§ **SHORT EXERCISE**: The lines to transcribe begin with the one containing "What's the underlying" and end with the last line below; reproduce them exactly, without the pictures.

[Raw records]

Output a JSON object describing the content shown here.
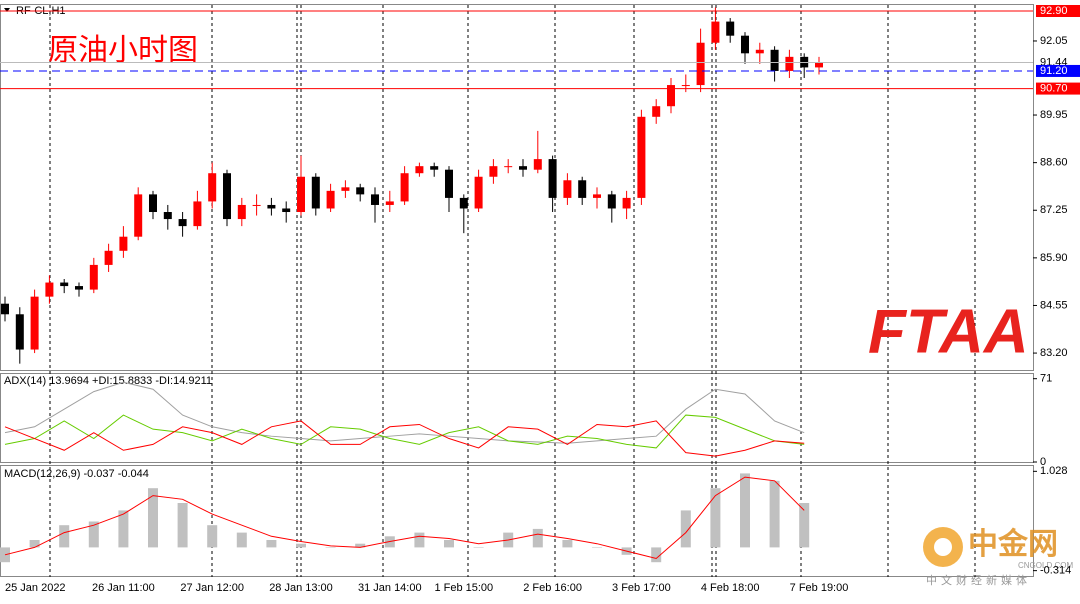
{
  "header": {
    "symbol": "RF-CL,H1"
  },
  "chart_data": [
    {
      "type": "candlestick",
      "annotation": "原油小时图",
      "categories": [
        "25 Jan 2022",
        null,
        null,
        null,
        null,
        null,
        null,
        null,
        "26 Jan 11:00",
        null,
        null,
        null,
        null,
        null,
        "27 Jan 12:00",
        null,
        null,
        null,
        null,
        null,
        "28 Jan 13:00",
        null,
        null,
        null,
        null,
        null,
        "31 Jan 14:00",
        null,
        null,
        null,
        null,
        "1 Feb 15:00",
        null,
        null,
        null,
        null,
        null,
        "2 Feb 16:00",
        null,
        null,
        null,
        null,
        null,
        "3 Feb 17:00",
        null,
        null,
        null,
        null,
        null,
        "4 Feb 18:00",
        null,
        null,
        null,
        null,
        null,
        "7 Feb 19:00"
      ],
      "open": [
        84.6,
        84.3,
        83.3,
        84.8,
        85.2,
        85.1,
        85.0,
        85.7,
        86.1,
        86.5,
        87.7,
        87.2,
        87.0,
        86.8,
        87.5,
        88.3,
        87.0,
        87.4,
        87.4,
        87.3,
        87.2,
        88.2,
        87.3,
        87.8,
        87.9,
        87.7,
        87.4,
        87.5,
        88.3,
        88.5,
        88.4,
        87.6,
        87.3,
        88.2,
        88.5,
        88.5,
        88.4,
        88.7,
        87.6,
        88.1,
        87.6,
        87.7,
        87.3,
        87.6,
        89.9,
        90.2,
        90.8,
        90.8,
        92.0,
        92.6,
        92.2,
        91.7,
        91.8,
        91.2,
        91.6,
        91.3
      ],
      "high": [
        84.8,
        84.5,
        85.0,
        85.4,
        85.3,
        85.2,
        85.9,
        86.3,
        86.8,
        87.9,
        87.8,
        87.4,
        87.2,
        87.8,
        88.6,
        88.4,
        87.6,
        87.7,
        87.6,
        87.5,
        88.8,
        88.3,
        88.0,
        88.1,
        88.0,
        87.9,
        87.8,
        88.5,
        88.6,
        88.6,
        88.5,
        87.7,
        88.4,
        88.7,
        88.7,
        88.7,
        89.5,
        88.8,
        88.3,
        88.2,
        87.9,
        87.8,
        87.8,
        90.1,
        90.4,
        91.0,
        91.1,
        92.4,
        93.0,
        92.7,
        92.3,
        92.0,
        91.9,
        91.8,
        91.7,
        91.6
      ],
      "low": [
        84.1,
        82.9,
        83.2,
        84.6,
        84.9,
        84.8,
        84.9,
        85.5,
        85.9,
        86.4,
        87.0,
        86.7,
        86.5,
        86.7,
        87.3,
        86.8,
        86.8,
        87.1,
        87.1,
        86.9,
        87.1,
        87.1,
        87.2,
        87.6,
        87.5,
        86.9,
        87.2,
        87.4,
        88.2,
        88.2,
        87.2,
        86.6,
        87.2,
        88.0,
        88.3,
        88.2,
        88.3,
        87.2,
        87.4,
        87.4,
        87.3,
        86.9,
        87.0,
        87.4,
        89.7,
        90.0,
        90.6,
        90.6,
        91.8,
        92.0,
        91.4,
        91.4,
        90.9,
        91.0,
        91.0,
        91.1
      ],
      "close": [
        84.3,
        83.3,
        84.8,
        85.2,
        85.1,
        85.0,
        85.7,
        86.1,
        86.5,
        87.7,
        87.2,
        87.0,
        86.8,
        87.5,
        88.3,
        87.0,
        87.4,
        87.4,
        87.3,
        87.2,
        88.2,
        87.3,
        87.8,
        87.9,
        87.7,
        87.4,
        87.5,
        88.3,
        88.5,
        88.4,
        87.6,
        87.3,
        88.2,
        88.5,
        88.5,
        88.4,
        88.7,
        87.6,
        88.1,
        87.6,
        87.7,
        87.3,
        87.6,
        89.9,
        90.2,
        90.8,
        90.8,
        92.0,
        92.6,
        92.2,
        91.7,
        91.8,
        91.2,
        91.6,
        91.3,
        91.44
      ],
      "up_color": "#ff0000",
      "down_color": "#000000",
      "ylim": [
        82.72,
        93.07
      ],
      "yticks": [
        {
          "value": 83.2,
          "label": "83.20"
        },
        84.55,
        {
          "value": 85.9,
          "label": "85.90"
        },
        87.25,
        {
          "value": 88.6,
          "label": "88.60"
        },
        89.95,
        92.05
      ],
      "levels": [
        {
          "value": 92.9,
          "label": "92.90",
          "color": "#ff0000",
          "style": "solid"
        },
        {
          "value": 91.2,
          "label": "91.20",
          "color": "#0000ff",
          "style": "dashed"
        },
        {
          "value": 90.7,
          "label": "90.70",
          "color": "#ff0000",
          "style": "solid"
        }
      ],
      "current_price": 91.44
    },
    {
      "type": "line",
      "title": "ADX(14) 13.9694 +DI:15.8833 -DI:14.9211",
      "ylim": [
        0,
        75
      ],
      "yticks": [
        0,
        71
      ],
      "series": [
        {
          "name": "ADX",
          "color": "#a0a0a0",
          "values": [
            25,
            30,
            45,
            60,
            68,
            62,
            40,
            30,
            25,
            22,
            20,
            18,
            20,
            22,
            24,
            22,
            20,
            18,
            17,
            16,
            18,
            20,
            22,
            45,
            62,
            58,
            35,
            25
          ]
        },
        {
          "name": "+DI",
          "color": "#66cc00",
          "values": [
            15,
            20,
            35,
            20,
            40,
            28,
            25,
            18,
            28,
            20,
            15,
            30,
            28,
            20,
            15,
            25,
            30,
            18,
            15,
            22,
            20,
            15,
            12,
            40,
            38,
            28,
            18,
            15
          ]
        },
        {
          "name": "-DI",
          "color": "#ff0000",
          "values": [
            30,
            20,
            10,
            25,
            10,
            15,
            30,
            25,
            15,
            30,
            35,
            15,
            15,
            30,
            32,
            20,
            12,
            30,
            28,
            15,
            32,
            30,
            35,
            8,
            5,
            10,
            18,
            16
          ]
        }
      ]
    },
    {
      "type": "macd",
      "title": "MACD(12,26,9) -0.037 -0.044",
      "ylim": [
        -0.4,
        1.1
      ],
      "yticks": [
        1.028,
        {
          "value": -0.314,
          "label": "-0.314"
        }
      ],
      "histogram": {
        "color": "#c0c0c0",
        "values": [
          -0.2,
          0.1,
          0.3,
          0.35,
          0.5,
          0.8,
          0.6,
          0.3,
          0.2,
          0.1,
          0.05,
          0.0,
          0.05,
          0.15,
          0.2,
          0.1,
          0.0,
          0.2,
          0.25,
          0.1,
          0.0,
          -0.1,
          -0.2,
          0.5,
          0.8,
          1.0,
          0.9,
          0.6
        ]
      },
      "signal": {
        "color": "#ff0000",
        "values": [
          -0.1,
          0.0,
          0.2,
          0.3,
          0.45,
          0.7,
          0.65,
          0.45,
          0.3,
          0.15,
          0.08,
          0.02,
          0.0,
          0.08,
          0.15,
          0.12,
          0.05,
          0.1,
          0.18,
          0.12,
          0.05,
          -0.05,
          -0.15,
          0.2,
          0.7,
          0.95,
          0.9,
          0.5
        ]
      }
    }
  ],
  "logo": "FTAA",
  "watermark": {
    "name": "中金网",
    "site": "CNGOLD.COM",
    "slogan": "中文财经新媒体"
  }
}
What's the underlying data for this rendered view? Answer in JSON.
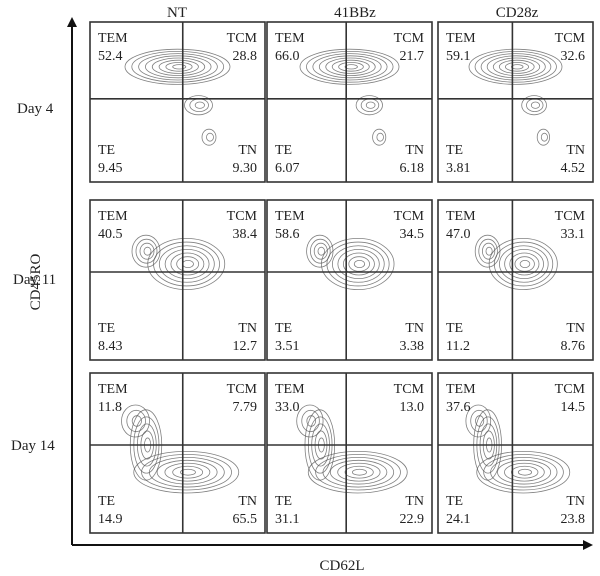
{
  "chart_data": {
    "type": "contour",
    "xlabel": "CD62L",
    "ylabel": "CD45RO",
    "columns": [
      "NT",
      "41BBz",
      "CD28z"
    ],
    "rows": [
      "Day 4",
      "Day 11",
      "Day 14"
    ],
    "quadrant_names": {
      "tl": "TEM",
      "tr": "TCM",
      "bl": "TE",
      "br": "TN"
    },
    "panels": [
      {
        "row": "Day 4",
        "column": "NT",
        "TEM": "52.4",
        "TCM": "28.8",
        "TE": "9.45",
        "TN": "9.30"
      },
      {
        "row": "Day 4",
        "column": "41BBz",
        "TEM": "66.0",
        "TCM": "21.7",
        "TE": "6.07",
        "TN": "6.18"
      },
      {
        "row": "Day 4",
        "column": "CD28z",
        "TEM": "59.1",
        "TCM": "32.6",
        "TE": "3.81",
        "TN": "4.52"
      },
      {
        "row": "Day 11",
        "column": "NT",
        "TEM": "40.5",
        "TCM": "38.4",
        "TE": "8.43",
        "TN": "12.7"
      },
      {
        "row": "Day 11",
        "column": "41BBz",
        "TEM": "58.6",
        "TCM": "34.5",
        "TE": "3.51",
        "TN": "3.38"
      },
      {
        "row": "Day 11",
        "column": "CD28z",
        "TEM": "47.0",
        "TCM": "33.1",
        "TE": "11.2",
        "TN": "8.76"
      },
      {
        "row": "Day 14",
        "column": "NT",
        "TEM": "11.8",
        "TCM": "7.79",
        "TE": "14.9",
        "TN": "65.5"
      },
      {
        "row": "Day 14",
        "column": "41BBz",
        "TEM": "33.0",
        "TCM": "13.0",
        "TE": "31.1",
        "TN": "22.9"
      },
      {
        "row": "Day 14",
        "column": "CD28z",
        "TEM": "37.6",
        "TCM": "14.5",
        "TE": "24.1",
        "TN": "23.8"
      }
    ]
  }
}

§ **WRITTEN RESPONSE**:
What's the underlying data for this rendered view? Answer in JSON.
{
  "chart_data": {
    "type": "contour",
    "xlabel": "CD62L",
    "ylabel": "CD45RO",
    "columns": [
      "NT",
      "41BBz",
      "CD28z"
    ],
    "rows": [
      "Day 4",
      "Day 11",
      "Day 14"
    ],
    "quadrant_names": {
      "tl": "TEM",
      "tr": "TCM",
      "bl": "TE",
      "br": "TN"
    },
    "panels": [
      {
        "row": "Day 4",
        "column": "NT",
        "TEM": "52.4",
        "TCM": "28.8",
        "TE": "9.45",
        "TN": "9.30"
      },
      {
        "row": "Day 4",
        "column": "41BBz",
        "TEM": "66.0",
        "TCM": "21.7",
        "TE": "6.07",
        "TN": "6.18"
      },
      {
        "row": "Day 4",
        "column": "CD28z",
        "TEM": "59.1",
        "TCM": "32.6",
        "TE": "3.81",
        "TN": "4.52"
      },
      {
        "row": "Day 11",
        "column": "NT",
        "TEM": "40.5",
        "TCM": "38.4",
        "TE": "8.43",
        "TN": "12.7"
      },
      {
        "row": "Day 11",
        "column": "41BBz",
        "TEM": "58.6",
        "TCM": "34.5",
        "TE": "3.51",
        "TN": "3.38"
      },
      {
        "row": "Day 11",
        "column": "CD28z",
        "TEM": "47.0",
        "TCM": "33.1",
        "TE": "11.2",
        "TN": "8.76"
      },
      {
        "row": "Day 14",
        "column": "NT",
        "TEM": "11.8",
        "TCM": "7.79",
        "TE": "14.9",
        "TN": "65.5"
      },
      {
        "row": "Day 14",
        "column": "41BBz",
        "TEM": "33.0",
        "TCM": "13.0",
        "TE": "31.1",
        "TN": "22.9"
      },
      {
        "row": "Day 14",
        "column": "CD28z",
        "TEM": "37.6",
        "TCM": "14.5",
        "TE": "24.1",
        "TN": "23.8"
      }
    ]
  }
}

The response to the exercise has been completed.